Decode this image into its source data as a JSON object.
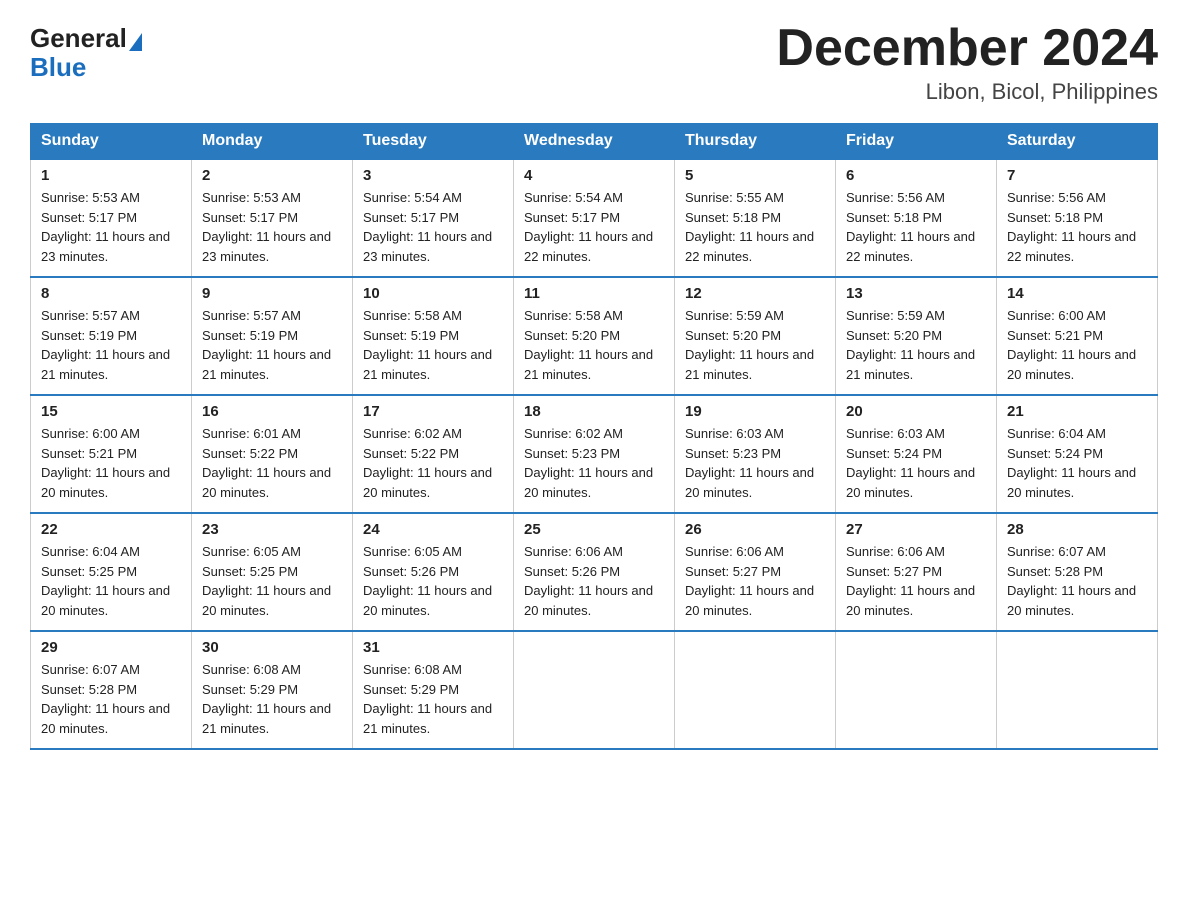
{
  "header": {
    "logo_general": "General",
    "logo_blue": "Blue",
    "title": "December 2024",
    "subtitle": "Libon, Bicol, Philippines"
  },
  "weekdays": [
    "Sunday",
    "Monday",
    "Tuesday",
    "Wednesday",
    "Thursday",
    "Friday",
    "Saturday"
  ],
  "weeks": [
    [
      {
        "day": "1",
        "sunrise": "5:53 AM",
        "sunset": "5:17 PM",
        "daylight": "11 hours and 23 minutes."
      },
      {
        "day": "2",
        "sunrise": "5:53 AM",
        "sunset": "5:17 PM",
        "daylight": "11 hours and 23 minutes."
      },
      {
        "day": "3",
        "sunrise": "5:54 AM",
        "sunset": "5:17 PM",
        "daylight": "11 hours and 23 minutes."
      },
      {
        "day": "4",
        "sunrise": "5:54 AM",
        "sunset": "5:17 PM",
        "daylight": "11 hours and 22 minutes."
      },
      {
        "day": "5",
        "sunrise": "5:55 AM",
        "sunset": "5:18 PM",
        "daylight": "11 hours and 22 minutes."
      },
      {
        "day": "6",
        "sunrise": "5:56 AM",
        "sunset": "5:18 PM",
        "daylight": "11 hours and 22 minutes."
      },
      {
        "day": "7",
        "sunrise": "5:56 AM",
        "sunset": "5:18 PM",
        "daylight": "11 hours and 22 minutes."
      }
    ],
    [
      {
        "day": "8",
        "sunrise": "5:57 AM",
        "sunset": "5:19 PM",
        "daylight": "11 hours and 21 minutes."
      },
      {
        "day": "9",
        "sunrise": "5:57 AM",
        "sunset": "5:19 PM",
        "daylight": "11 hours and 21 minutes."
      },
      {
        "day": "10",
        "sunrise": "5:58 AM",
        "sunset": "5:19 PM",
        "daylight": "11 hours and 21 minutes."
      },
      {
        "day": "11",
        "sunrise": "5:58 AM",
        "sunset": "5:20 PM",
        "daylight": "11 hours and 21 minutes."
      },
      {
        "day": "12",
        "sunrise": "5:59 AM",
        "sunset": "5:20 PM",
        "daylight": "11 hours and 21 minutes."
      },
      {
        "day": "13",
        "sunrise": "5:59 AM",
        "sunset": "5:20 PM",
        "daylight": "11 hours and 21 minutes."
      },
      {
        "day": "14",
        "sunrise": "6:00 AM",
        "sunset": "5:21 PM",
        "daylight": "11 hours and 20 minutes."
      }
    ],
    [
      {
        "day": "15",
        "sunrise": "6:00 AM",
        "sunset": "5:21 PM",
        "daylight": "11 hours and 20 minutes."
      },
      {
        "day": "16",
        "sunrise": "6:01 AM",
        "sunset": "5:22 PM",
        "daylight": "11 hours and 20 minutes."
      },
      {
        "day": "17",
        "sunrise": "6:02 AM",
        "sunset": "5:22 PM",
        "daylight": "11 hours and 20 minutes."
      },
      {
        "day": "18",
        "sunrise": "6:02 AM",
        "sunset": "5:23 PM",
        "daylight": "11 hours and 20 minutes."
      },
      {
        "day": "19",
        "sunrise": "6:03 AM",
        "sunset": "5:23 PM",
        "daylight": "11 hours and 20 minutes."
      },
      {
        "day": "20",
        "sunrise": "6:03 AM",
        "sunset": "5:24 PM",
        "daylight": "11 hours and 20 minutes."
      },
      {
        "day": "21",
        "sunrise": "6:04 AM",
        "sunset": "5:24 PM",
        "daylight": "11 hours and 20 minutes."
      }
    ],
    [
      {
        "day": "22",
        "sunrise": "6:04 AM",
        "sunset": "5:25 PM",
        "daylight": "11 hours and 20 minutes."
      },
      {
        "day": "23",
        "sunrise": "6:05 AM",
        "sunset": "5:25 PM",
        "daylight": "11 hours and 20 minutes."
      },
      {
        "day": "24",
        "sunrise": "6:05 AM",
        "sunset": "5:26 PM",
        "daylight": "11 hours and 20 minutes."
      },
      {
        "day": "25",
        "sunrise": "6:06 AM",
        "sunset": "5:26 PM",
        "daylight": "11 hours and 20 minutes."
      },
      {
        "day": "26",
        "sunrise": "6:06 AM",
        "sunset": "5:27 PM",
        "daylight": "11 hours and 20 minutes."
      },
      {
        "day": "27",
        "sunrise": "6:06 AM",
        "sunset": "5:27 PM",
        "daylight": "11 hours and 20 minutes."
      },
      {
        "day": "28",
        "sunrise": "6:07 AM",
        "sunset": "5:28 PM",
        "daylight": "11 hours and 20 minutes."
      }
    ],
    [
      {
        "day": "29",
        "sunrise": "6:07 AM",
        "sunset": "5:28 PM",
        "daylight": "11 hours and 20 minutes."
      },
      {
        "day": "30",
        "sunrise": "6:08 AM",
        "sunset": "5:29 PM",
        "daylight": "11 hours and 21 minutes."
      },
      {
        "day": "31",
        "sunrise": "6:08 AM",
        "sunset": "5:29 PM",
        "daylight": "11 hours and 21 minutes."
      },
      null,
      null,
      null,
      null
    ]
  ],
  "labels": {
    "sunrise": "Sunrise:",
    "sunset": "Sunset:",
    "daylight": "Daylight:"
  }
}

- **Written problem**:
Quote the full listing above word for word; exclude every picture from the copy.

- **Written response**:
Decode this image into its source data as a JSON object.
{
  "header": {
    "logo_general": "General",
    "logo_blue": "Blue",
    "title": "December 2024",
    "subtitle": "Libon, Bicol, Philippines"
  },
  "weekdays": [
    "Sunday",
    "Monday",
    "Tuesday",
    "Wednesday",
    "Thursday",
    "Friday",
    "Saturday"
  ],
  "weeks": [
    [
      {
        "day": "1",
        "sunrise": "5:53 AM",
        "sunset": "5:17 PM",
        "daylight": "11 hours and 23 minutes."
      },
      {
        "day": "2",
        "sunrise": "5:53 AM",
        "sunset": "5:17 PM",
        "daylight": "11 hours and 23 minutes."
      },
      {
        "day": "3",
        "sunrise": "5:54 AM",
        "sunset": "5:17 PM",
        "daylight": "11 hours and 23 minutes."
      },
      {
        "day": "4",
        "sunrise": "5:54 AM",
        "sunset": "5:17 PM",
        "daylight": "11 hours and 22 minutes."
      },
      {
        "day": "5",
        "sunrise": "5:55 AM",
        "sunset": "5:18 PM",
        "daylight": "11 hours and 22 minutes."
      },
      {
        "day": "6",
        "sunrise": "5:56 AM",
        "sunset": "5:18 PM",
        "daylight": "11 hours and 22 minutes."
      },
      {
        "day": "7",
        "sunrise": "5:56 AM",
        "sunset": "5:18 PM",
        "daylight": "11 hours and 22 minutes."
      }
    ],
    [
      {
        "day": "8",
        "sunrise": "5:57 AM",
        "sunset": "5:19 PM",
        "daylight": "11 hours and 21 minutes."
      },
      {
        "day": "9",
        "sunrise": "5:57 AM",
        "sunset": "5:19 PM",
        "daylight": "11 hours and 21 minutes."
      },
      {
        "day": "10",
        "sunrise": "5:58 AM",
        "sunset": "5:19 PM",
        "daylight": "11 hours and 21 minutes."
      },
      {
        "day": "11",
        "sunrise": "5:58 AM",
        "sunset": "5:20 PM",
        "daylight": "11 hours and 21 minutes."
      },
      {
        "day": "12",
        "sunrise": "5:59 AM",
        "sunset": "5:20 PM",
        "daylight": "11 hours and 21 minutes."
      },
      {
        "day": "13",
        "sunrise": "5:59 AM",
        "sunset": "5:20 PM",
        "daylight": "11 hours and 21 minutes."
      },
      {
        "day": "14",
        "sunrise": "6:00 AM",
        "sunset": "5:21 PM",
        "daylight": "11 hours and 20 minutes."
      }
    ],
    [
      {
        "day": "15",
        "sunrise": "6:00 AM",
        "sunset": "5:21 PM",
        "daylight": "11 hours and 20 minutes."
      },
      {
        "day": "16",
        "sunrise": "6:01 AM",
        "sunset": "5:22 PM",
        "daylight": "11 hours and 20 minutes."
      },
      {
        "day": "17",
        "sunrise": "6:02 AM",
        "sunset": "5:22 PM",
        "daylight": "11 hours and 20 minutes."
      },
      {
        "day": "18",
        "sunrise": "6:02 AM",
        "sunset": "5:23 PM",
        "daylight": "11 hours and 20 minutes."
      },
      {
        "day": "19",
        "sunrise": "6:03 AM",
        "sunset": "5:23 PM",
        "daylight": "11 hours and 20 minutes."
      },
      {
        "day": "20",
        "sunrise": "6:03 AM",
        "sunset": "5:24 PM",
        "daylight": "11 hours and 20 minutes."
      },
      {
        "day": "21",
        "sunrise": "6:04 AM",
        "sunset": "5:24 PM",
        "daylight": "11 hours and 20 minutes."
      }
    ],
    [
      {
        "day": "22",
        "sunrise": "6:04 AM",
        "sunset": "5:25 PM",
        "daylight": "11 hours and 20 minutes."
      },
      {
        "day": "23",
        "sunrise": "6:05 AM",
        "sunset": "5:25 PM",
        "daylight": "11 hours and 20 minutes."
      },
      {
        "day": "24",
        "sunrise": "6:05 AM",
        "sunset": "5:26 PM",
        "daylight": "11 hours and 20 minutes."
      },
      {
        "day": "25",
        "sunrise": "6:06 AM",
        "sunset": "5:26 PM",
        "daylight": "11 hours and 20 minutes."
      },
      {
        "day": "26",
        "sunrise": "6:06 AM",
        "sunset": "5:27 PM",
        "daylight": "11 hours and 20 minutes."
      },
      {
        "day": "27",
        "sunrise": "6:06 AM",
        "sunset": "5:27 PM",
        "daylight": "11 hours and 20 minutes."
      },
      {
        "day": "28",
        "sunrise": "6:07 AM",
        "sunset": "5:28 PM",
        "daylight": "11 hours and 20 minutes."
      }
    ],
    [
      {
        "day": "29",
        "sunrise": "6:07 AM",
        "sunset": "5:28 PM",
        "daylight": "11 hours and 20 minutes."
      },
      {
        "day": "30",
        "sunrise": "6:08 AM",
        "sunset": "5:29 PM",
        "daylight": "11 hours and 21 minutes."
      },
      {
        "day": "31",
        "sunrise": "6:08 AM",
        "sunset": "5:29 PM",
        "daylight": "11 hours and 21 minutes."
      },
      null,
      null,
      null,
      null
    ]
  ],
  "labels": {
    "sunrise": "Sunrise:",
    "sunset": "Sunset:",
    "daylight": "Daylight:"
  }
}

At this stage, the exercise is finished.